In article <900@bloom-beacon.MIT.EDU> newman@athena.mit.edu (Ron Newman) writes:
>[To copy a constant number of bytes one can use bcopy/memcpy, or]
>      struct nbytes {char s[NBYTES];};
>      *(struct nbytes *)b = *(struct nbytes *)a;
>... But can I count on a compiler generating efficient code for method (2)?

Well, you can't count on a compiler generating efficient code for ANYTHING,
but the compiler will almost certainly use something at least as efficient
(timewise) as the bcopy/memcpy subroutine.  (Usually it's better, since the
compiler knows the exact size, whereas the subroutine has to handle the
general case.)

Unfortunately, being efficient isn't as important as being right.  The major
problem is that the pointers a and b, since they are not really of this struct
type, may not have the correct alignment.  In particular, I seem to recall the
SVR2 compiler for the 3B2 would force a stricter-than-necessary alignment (and
hence size) on all structs.  Thus, you might even get more bytes than you
asked for.
════
- **Stated task A**
In the post about copying a fixed number of bytes, why is the compiler's struct assignment usually better than the bcopy/memcpy subroutine?
- **Stated task B**
Can you copy the stretch of the post about copying a fixed number of bytes from "In article <900@bloom-beacon.MIT.EDU>" through "general case.)" word for word?

- **Collected material**
════
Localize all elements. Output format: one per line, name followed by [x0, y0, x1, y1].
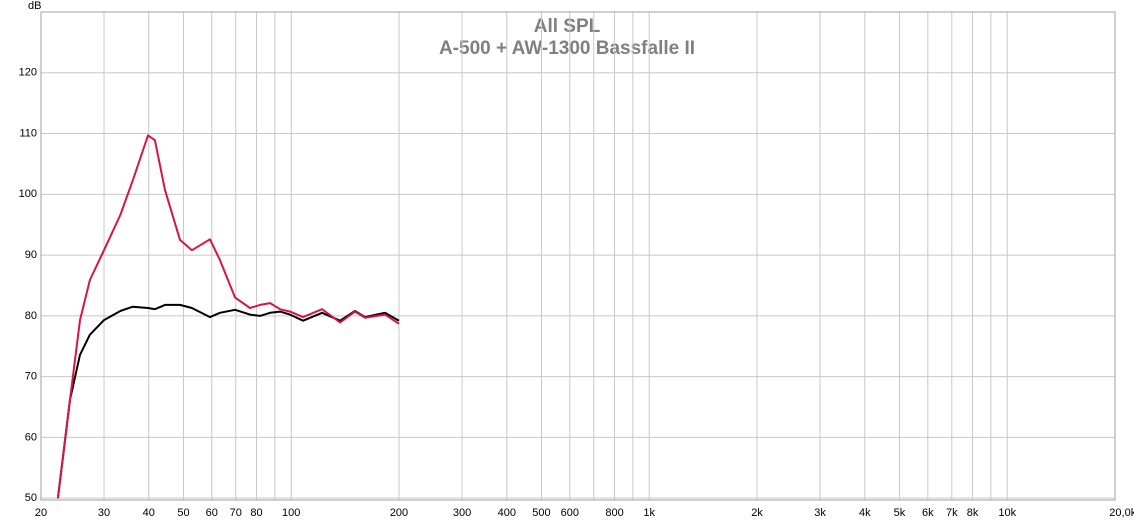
════
- **Written solution A**
The compiler knows the exact size being copied. The subroutine has to handle the general case.

- **Written solution B**
In article <900@bloom-beacon.MIT.EDU> newman@athena.mit.edu (Ron Newman) writes:
>[To copy a constant number of bytes one can use bcopy/memcpy, or]
>      struct nbytes {char s[NBYTES];};
>      *(struct nbytes *)b = *(struct nbytes *)a;
>... But can I count on a compiler generating efficient code for method (2)?

Well, you can't count on a compiler generating efficient code for ANYTHING,
but the compiler will almost certainly use something at least as efficient
(timewise) as the bcopy/memcpy subroutine.  (Usually it's better, since the
compiler knows the exact size, whereas the subroutine has to handle the
general case.)